# [What is asked]
Work out how many lines contain "explicit". Reply with the count alone.

# [Given records]
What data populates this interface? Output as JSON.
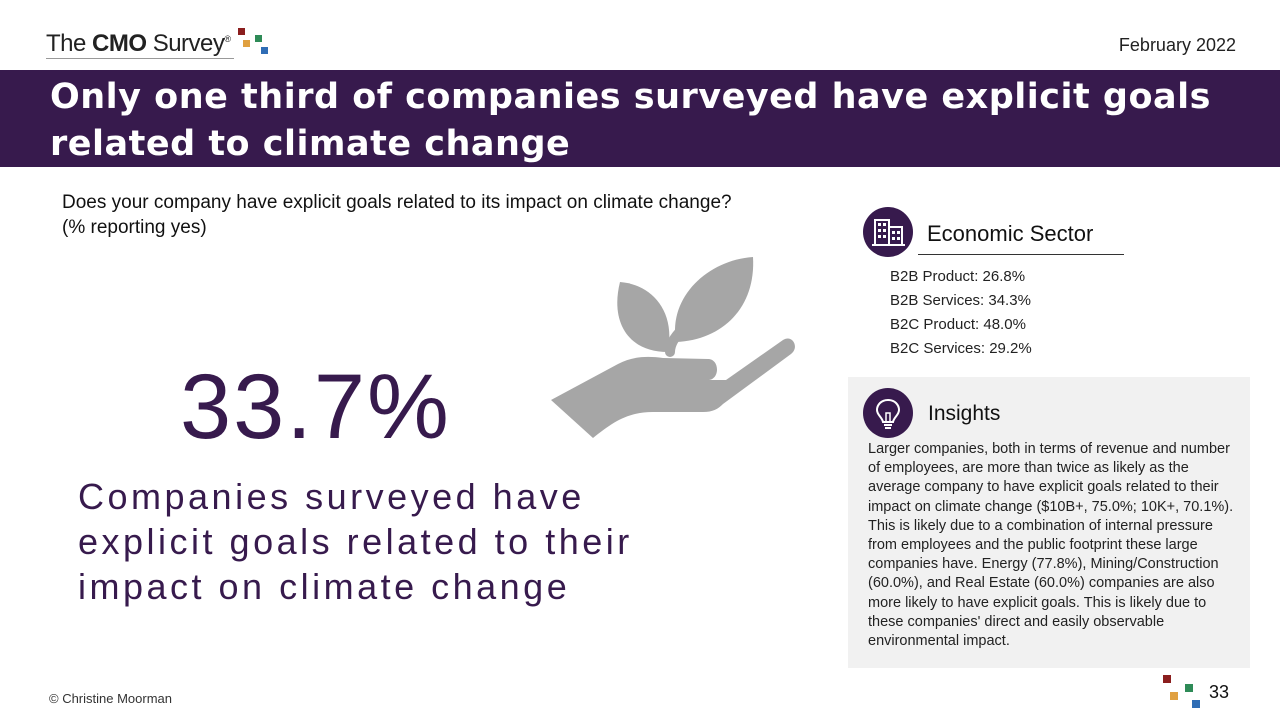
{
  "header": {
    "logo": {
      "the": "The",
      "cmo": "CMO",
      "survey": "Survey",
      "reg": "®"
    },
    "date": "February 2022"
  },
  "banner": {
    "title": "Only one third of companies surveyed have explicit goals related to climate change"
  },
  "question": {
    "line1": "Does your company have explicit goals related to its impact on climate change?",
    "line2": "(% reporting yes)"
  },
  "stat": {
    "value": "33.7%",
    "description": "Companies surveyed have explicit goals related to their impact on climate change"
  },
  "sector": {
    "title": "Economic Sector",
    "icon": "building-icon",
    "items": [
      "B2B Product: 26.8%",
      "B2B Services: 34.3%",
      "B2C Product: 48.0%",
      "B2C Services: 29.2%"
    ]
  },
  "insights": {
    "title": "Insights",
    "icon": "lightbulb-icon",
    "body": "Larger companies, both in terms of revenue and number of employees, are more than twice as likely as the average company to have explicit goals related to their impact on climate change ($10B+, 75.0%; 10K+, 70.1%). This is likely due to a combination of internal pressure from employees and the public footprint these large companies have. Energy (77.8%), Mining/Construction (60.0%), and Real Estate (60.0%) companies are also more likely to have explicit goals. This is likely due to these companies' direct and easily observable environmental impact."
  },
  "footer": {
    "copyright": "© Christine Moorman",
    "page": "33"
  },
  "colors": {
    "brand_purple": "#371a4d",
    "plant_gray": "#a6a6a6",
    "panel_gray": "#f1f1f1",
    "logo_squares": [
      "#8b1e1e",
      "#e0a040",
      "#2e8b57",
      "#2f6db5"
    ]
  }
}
* * *
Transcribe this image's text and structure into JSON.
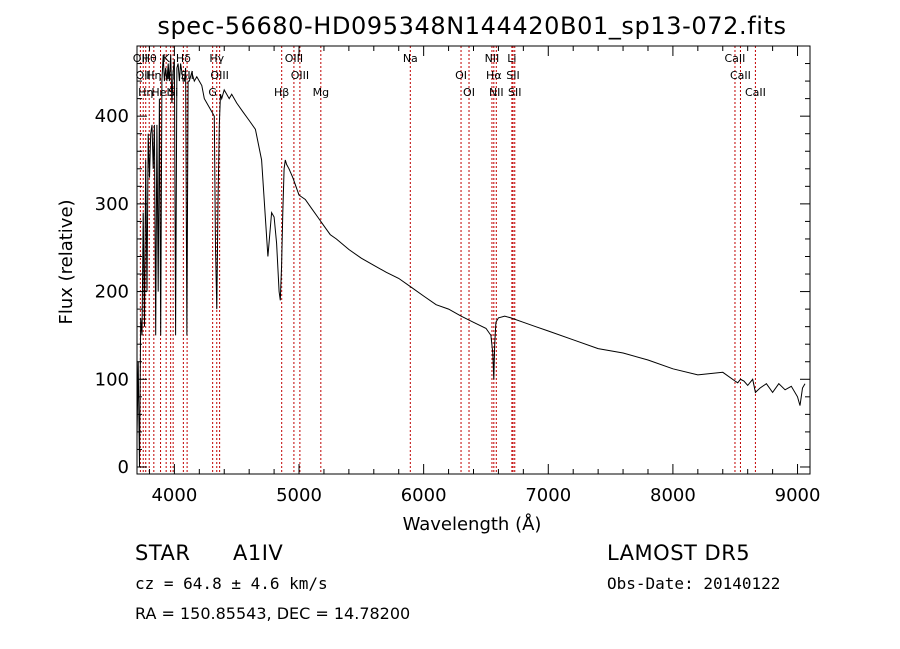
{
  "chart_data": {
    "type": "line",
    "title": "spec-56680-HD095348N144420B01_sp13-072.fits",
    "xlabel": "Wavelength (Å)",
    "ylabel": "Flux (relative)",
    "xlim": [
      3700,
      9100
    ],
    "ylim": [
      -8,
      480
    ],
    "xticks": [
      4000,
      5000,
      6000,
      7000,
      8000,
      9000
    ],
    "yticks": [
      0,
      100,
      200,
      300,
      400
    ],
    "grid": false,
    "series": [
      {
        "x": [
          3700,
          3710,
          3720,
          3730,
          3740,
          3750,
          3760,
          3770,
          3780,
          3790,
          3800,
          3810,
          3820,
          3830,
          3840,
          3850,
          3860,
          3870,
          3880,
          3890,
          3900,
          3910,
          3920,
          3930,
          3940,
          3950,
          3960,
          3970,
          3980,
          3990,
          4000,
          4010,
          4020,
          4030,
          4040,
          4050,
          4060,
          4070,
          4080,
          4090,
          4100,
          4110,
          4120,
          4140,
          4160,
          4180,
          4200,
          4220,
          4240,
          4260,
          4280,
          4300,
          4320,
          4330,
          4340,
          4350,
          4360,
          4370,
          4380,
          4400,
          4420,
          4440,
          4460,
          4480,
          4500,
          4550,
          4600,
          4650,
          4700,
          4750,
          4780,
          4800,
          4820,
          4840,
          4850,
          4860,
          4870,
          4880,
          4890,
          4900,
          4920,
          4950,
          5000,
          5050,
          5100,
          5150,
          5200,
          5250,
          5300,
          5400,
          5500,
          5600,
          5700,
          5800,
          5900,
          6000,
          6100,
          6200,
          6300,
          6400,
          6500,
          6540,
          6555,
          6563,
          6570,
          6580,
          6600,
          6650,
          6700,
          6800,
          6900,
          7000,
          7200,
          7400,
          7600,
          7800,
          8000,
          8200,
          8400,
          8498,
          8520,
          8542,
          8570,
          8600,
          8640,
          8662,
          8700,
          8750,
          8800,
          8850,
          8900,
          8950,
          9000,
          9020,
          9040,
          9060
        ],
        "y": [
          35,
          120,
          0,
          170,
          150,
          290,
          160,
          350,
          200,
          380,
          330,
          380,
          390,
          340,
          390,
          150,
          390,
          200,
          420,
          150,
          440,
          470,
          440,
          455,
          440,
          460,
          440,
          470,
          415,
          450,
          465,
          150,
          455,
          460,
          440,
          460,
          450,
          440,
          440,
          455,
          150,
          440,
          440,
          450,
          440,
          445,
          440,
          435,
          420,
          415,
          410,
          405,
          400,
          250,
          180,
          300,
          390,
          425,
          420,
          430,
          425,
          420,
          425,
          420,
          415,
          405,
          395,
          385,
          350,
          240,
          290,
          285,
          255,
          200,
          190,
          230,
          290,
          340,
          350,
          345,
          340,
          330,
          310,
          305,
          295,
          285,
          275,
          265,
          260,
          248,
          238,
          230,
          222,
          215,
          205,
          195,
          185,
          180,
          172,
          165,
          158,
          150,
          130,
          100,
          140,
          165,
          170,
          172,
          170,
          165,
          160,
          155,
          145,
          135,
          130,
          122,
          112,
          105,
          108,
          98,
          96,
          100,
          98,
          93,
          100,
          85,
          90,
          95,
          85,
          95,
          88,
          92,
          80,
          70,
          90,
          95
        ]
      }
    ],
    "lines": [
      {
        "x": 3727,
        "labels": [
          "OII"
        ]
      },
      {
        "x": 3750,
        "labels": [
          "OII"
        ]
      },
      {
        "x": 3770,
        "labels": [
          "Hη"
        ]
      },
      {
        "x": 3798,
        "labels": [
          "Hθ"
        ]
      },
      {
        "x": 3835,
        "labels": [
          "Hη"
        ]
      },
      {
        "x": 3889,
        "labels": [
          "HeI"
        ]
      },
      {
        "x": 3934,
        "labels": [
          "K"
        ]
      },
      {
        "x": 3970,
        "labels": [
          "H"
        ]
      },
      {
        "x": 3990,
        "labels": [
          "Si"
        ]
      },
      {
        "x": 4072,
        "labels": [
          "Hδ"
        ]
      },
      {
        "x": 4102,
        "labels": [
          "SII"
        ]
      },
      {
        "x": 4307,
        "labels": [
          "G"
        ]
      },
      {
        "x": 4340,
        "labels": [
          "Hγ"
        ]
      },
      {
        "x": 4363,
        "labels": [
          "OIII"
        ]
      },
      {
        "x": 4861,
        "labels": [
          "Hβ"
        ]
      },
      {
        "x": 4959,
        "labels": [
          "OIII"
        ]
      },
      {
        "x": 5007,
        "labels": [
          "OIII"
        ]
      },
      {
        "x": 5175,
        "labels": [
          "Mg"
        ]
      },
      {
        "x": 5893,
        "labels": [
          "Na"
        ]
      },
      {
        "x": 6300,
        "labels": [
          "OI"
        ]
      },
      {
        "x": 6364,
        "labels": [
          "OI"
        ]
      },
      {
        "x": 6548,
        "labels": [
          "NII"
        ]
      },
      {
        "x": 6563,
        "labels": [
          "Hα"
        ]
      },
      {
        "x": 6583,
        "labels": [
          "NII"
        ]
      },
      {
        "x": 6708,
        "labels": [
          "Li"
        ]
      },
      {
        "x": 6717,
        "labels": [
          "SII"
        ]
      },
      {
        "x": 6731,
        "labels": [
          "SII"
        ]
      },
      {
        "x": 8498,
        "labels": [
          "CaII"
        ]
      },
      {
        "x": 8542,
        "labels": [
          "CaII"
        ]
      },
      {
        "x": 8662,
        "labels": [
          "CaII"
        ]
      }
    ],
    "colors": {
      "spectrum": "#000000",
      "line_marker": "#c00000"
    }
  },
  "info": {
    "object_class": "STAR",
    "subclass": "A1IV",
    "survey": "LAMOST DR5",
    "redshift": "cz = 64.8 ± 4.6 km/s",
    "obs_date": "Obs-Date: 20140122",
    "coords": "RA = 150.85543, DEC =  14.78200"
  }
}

# [The output]
4